Aim of the exercise:
Among the lines below, list those containing the string "денежной".

Extracted records

▼

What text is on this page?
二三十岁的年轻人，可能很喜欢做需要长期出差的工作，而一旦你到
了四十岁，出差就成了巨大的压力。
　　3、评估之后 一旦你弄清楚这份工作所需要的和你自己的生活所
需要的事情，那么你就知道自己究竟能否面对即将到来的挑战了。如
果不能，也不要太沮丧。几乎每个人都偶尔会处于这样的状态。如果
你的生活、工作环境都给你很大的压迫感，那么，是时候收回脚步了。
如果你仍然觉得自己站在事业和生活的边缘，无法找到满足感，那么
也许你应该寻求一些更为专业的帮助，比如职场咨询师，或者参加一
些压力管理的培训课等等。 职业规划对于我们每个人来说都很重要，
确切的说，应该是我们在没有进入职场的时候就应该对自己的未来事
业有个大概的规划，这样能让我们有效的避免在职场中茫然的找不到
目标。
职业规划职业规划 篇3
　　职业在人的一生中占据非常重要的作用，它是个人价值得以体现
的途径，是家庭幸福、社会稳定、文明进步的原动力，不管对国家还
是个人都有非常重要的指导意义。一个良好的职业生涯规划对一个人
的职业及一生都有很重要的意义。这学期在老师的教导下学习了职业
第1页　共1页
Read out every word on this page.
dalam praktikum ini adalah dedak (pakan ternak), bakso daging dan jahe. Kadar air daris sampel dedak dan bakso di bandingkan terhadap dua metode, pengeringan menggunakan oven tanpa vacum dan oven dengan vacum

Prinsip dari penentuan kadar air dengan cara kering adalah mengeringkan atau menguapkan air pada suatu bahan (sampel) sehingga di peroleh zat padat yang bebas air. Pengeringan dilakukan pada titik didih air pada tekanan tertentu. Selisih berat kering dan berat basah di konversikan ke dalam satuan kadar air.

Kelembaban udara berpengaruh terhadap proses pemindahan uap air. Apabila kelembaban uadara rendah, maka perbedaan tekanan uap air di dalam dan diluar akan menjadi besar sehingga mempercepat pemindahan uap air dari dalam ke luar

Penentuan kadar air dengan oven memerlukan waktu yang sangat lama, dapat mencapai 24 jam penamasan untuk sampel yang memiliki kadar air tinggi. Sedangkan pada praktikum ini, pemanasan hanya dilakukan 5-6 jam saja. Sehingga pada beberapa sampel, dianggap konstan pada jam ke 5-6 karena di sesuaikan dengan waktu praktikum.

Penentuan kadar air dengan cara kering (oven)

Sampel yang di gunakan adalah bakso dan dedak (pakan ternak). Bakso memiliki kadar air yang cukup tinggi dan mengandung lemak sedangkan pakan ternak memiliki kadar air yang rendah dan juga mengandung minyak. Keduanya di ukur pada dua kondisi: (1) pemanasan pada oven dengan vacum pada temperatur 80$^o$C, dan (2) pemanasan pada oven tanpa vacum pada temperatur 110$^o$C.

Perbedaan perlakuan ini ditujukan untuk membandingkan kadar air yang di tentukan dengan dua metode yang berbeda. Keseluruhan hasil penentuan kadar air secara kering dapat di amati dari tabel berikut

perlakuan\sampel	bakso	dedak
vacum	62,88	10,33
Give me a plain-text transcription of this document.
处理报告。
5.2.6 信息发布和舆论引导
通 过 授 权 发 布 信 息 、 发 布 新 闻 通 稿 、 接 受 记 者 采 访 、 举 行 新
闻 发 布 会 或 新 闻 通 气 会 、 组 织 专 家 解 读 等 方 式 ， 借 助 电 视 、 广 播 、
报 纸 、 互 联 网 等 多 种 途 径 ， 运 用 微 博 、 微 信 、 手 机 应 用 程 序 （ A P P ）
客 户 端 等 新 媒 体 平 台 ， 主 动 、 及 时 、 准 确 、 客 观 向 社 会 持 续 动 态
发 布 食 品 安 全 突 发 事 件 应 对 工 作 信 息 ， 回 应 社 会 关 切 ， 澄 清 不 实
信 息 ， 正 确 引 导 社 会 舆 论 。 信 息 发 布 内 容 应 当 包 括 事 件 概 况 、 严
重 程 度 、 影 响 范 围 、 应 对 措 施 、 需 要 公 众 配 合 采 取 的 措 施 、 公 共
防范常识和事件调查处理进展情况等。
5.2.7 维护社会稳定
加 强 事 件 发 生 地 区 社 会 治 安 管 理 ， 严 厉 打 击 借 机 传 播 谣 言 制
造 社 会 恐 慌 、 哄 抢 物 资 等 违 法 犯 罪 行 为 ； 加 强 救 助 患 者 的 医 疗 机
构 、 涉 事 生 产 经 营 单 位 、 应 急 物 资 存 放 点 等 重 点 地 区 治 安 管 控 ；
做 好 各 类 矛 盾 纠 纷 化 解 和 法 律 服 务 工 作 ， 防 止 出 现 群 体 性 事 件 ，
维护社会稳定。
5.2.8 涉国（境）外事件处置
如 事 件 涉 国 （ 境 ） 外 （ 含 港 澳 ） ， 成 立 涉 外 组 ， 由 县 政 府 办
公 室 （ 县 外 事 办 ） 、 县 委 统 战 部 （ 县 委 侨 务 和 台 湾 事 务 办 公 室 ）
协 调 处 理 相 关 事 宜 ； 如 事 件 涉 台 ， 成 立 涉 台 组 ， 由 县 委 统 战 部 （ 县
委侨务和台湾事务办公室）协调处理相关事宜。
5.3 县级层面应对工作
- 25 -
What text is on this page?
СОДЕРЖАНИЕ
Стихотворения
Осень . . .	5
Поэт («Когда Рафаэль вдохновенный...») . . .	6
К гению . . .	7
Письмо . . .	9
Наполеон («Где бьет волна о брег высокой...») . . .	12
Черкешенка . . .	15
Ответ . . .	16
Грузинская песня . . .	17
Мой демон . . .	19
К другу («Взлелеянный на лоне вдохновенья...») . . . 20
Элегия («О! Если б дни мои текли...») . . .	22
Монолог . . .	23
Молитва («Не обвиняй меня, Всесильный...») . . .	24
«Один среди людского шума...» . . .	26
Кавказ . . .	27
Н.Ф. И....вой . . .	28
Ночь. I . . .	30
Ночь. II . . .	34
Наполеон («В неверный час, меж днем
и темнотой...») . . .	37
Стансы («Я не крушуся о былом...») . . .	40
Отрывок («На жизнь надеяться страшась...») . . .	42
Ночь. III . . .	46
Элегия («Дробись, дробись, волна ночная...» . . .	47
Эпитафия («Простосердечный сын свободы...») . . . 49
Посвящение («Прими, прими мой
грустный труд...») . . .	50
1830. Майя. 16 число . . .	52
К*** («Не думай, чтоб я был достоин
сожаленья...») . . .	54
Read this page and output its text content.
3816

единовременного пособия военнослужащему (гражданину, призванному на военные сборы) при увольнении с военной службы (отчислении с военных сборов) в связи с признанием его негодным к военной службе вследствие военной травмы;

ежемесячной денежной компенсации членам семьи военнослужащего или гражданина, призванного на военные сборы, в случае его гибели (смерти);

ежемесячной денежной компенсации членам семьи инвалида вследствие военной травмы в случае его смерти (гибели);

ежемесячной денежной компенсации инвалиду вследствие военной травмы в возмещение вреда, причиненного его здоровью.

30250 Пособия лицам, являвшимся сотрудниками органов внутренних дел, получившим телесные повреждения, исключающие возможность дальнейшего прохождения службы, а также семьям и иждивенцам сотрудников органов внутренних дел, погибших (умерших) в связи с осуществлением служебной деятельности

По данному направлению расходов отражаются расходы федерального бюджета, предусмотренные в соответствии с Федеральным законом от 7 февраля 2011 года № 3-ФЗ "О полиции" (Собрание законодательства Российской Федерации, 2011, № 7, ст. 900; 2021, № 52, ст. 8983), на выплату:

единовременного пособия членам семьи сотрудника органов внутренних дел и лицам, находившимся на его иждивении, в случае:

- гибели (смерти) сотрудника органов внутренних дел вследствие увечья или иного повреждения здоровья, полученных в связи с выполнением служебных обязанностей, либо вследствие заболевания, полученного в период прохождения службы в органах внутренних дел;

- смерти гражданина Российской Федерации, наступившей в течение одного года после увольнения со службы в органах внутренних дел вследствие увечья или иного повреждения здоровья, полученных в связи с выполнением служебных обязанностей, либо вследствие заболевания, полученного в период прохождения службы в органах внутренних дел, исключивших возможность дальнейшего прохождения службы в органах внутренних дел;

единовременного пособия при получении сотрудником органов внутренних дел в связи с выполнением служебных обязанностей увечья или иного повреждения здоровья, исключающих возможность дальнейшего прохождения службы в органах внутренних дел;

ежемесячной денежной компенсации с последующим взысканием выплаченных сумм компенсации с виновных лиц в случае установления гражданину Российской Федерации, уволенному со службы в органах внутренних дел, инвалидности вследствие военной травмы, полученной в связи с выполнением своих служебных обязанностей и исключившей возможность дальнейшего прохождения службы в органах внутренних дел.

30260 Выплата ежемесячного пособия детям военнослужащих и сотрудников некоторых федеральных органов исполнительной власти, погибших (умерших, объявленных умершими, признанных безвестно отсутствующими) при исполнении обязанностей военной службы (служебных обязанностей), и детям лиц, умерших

▲

Response below:
ежемесячной денежной компенсации членам семьи военнослужащего или гражданина, призванного на военные сборы, в случае его гибели (смерти);
ежемесячной денежной компенсации членам семьи инвалида вследствие военной травмы в случае его смерти (гибели);
ежемесячной денежной компенсации инвалиду вследствие военной травмы в возмещение вреда, причиненного его здоровью.
ежемесячной денежной компенсации с последующим взысканием выплаченных сумм компенсации с виновных лиц в случае установления гражданину Российской Федерации, уволенному со службы в органах внутренних дел, инвалидности вследствие военной травмы, полученной в связи с выполнением своих служебных обязанностей и исключившей возможность дальнейшего прохождения службы в органах внутренних дел.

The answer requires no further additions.